WHAT IS REQUIRED: Leave out any picture and return the remaining listing below exactly as given.
-- Begin --
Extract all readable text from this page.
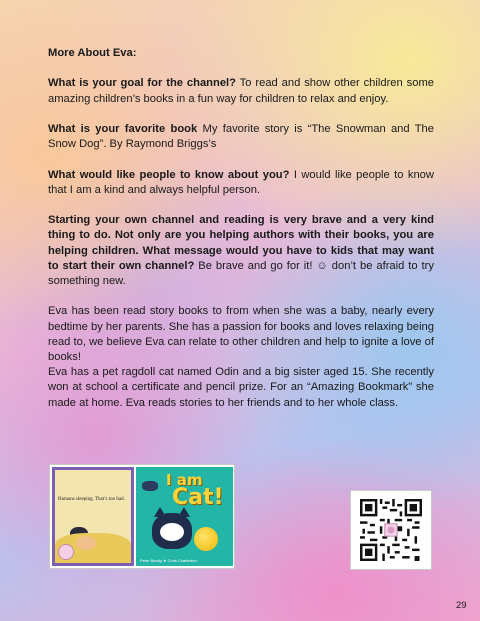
More About Eva:

What is your goal for the channel? To read and show other children some amazing children’s books in a fun way for children to relax and enjoy.

What is your favorite book My favorite story is “The Snowman and The Snow Dog”. By Raymond Briggs’s

What would like people to know about you? I would like people to know that I am a kind and always helpful person.

Starting your own channel and reading is very brave and a very kind thing to do. Not only are you helping authors with their books, you are helping children. What message would you have to kids that may want to start their own channel? Be brave and go for it! ☺ don’t be afraid to try something new.

Eva has been read story books to from when she was a baby, nearly every bedtime by her parents. She has a passion for books and loves relaxing being read to, we believe Eva can relate to other children and help to ignite a love of books!

Eva has a pet ragdoll cat named Odin and a big sister aged 15. She recently won at school a certificate and pencil prize. For an “Amazing Bookmark” she made at home. Eva reads stories to her friends and to her whole class.

Humans sleeping. That’s too bad.
I am
Cat!
Peter Bently ★ Chris Chatterton
29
-- End --
TASK OUTPUT:
Extract all readable text from this page.
More About Eva:

What is your goal for the channel? To read and show other children some amazing children’s books in a fun way for children to relax and enjoy.

What is your favorite book My favorite story is “The Snowman and The Snow Dog”. By Raymond Briggs’s

What would like people to know about you? I would like people to know that I am a kind and always helpful person.

Starting your own channel and reading is very brave and a very kind thing to do. Not only are you helping authors with their books, you are helping children. What message would you have to kids that may want to start their own channel? Be brave and go for it! ☺ don’t be afraid to try something new.

Eva has been read story books to from when she was a baby, nearly every bedtime by her parents. She has a passion for books and loves relaxing being read to, we believe Eva can relate to other children and help to ignite a love of books!

Eva has a pet ragdoll cat named Odin and a big sister aged 15. She recently won at school a certificate and pencil prize. For an “Amazing Bookmark” she made at home. Eva reads stories to her friends and to her whole class.

Humans sleeping. That’s too bad.
I am
Cat!
Peter Bently ★ Chris Chatterton
29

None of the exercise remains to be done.